Exercise instructions: Isolate every line in the data with the string "ylabel" and copy it.

Task data:
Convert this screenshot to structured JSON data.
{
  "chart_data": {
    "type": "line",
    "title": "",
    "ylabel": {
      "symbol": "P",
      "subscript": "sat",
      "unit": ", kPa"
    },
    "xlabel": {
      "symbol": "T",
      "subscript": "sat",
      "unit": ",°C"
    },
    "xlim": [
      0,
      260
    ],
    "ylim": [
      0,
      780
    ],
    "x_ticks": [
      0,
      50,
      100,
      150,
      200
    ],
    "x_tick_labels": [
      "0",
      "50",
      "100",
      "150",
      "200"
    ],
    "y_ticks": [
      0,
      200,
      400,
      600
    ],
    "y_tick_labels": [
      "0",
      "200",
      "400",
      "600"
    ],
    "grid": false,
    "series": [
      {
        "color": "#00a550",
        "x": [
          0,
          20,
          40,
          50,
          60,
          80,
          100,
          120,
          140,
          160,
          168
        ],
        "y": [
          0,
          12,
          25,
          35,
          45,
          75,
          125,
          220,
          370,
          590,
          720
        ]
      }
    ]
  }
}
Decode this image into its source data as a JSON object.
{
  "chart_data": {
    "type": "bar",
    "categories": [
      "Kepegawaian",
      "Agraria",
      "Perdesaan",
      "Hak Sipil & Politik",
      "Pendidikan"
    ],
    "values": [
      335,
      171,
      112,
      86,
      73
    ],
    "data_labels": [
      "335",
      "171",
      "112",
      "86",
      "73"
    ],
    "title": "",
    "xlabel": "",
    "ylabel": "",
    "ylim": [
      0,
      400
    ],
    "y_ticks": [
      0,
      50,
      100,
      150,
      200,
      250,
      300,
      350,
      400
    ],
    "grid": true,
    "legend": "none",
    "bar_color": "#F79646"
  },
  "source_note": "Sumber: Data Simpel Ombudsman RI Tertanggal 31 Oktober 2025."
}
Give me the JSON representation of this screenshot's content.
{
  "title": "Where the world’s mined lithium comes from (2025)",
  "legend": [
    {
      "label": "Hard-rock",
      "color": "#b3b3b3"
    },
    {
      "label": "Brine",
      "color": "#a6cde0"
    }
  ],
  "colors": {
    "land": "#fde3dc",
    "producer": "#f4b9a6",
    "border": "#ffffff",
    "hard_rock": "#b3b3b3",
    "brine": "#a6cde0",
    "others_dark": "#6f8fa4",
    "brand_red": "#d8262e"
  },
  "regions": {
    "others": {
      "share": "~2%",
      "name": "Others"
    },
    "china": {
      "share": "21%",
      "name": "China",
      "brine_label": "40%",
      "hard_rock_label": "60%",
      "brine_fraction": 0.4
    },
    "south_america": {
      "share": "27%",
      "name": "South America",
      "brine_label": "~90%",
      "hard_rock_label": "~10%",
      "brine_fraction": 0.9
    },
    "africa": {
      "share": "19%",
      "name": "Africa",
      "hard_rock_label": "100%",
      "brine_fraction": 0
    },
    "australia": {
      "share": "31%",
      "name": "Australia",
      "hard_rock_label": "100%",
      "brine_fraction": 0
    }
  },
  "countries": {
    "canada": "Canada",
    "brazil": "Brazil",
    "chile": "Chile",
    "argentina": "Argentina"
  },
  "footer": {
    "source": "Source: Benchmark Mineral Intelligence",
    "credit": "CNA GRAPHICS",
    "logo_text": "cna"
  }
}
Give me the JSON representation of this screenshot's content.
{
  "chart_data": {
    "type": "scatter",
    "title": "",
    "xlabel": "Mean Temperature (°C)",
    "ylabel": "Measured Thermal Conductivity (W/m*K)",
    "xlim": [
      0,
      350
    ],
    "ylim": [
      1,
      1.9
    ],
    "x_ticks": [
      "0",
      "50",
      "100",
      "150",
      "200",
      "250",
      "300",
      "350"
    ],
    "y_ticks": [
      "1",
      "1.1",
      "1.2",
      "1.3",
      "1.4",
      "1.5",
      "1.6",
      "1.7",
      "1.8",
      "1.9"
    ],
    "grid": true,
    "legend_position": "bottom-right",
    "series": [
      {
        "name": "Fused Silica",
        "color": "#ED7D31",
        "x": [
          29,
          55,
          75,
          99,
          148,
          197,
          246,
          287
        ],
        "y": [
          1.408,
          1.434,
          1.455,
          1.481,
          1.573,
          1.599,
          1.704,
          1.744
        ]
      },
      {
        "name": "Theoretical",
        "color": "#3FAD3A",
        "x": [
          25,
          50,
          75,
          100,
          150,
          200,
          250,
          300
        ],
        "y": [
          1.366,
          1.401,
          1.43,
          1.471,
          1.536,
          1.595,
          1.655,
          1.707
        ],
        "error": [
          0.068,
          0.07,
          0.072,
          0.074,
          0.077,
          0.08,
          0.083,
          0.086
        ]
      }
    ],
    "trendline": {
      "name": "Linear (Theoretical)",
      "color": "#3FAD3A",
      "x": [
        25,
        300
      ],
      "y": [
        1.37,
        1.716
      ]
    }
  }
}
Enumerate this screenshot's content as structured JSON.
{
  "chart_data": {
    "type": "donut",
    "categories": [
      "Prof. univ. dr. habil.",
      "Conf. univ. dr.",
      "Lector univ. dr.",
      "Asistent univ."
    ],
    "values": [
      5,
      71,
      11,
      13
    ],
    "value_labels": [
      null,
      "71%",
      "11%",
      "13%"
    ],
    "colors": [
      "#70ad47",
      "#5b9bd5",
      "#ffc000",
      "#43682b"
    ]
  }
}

Solution for this exercise:
    "ylabel": {
    "ylabel": "",
    "ylabel": "Measured Thermal Conductivity (W/m*K)",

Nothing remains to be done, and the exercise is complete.